_DATA EXCERPTS_:
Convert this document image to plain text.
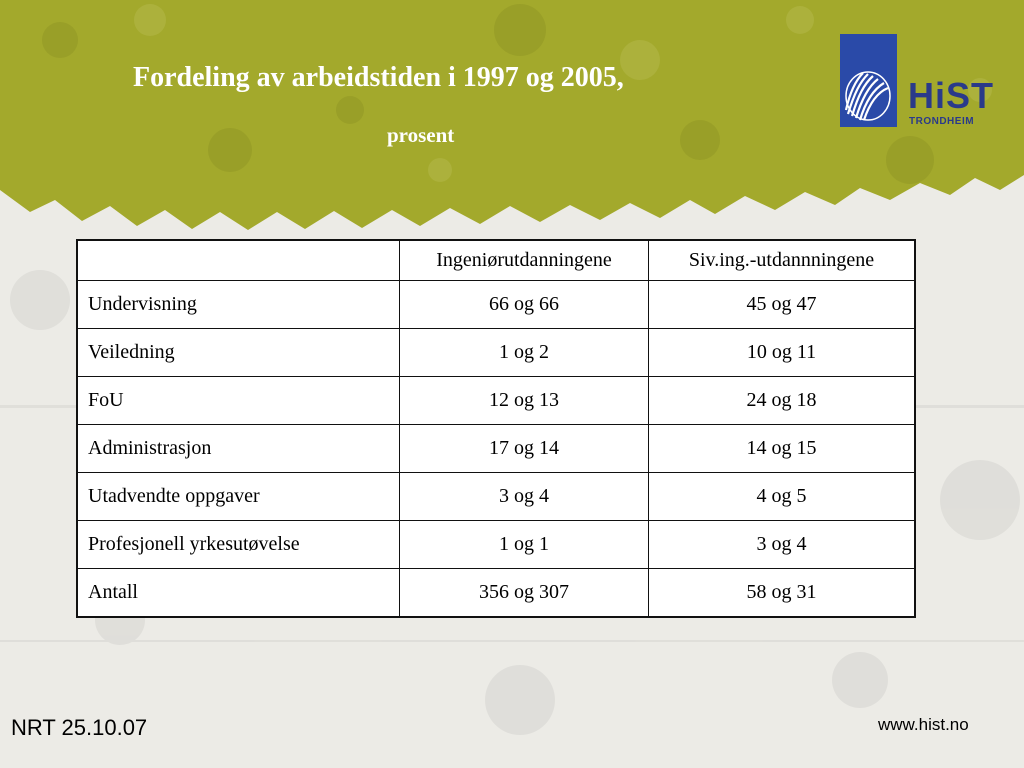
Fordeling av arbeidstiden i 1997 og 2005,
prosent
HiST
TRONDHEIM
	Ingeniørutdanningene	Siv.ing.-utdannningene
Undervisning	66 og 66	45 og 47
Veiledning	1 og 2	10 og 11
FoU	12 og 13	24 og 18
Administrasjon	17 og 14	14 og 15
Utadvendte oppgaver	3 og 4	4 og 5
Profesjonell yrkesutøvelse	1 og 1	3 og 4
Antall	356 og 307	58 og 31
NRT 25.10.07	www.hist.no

_WHAT NEEDS TO BE DONE_: Using the data above, print every line exactly, omitting pictures.

_OUTPUT FOR THIS TASK_:
Convert this document image to plain text.
Fordeling av arbeidstiden i 1997 og 2005,
prosent
HiST
TRONDHEIM
	Ingeniørutdanningene	Siv.ing.-utdannningene
Undervisning	66 og 66	45 og 47
Veiledning	1 og 2	10 og 11
FoU	12 og 13	24 og 18
Administrasjon	17 og 14	14 og 15
Utadvendte oppgaver	3 og 4	4 og 5
Profesjonell yrkesutøvelse	1 og 1	3 og 4
Antall	356 og 307	58 og 31
NRT 25.10.07	www.hist.no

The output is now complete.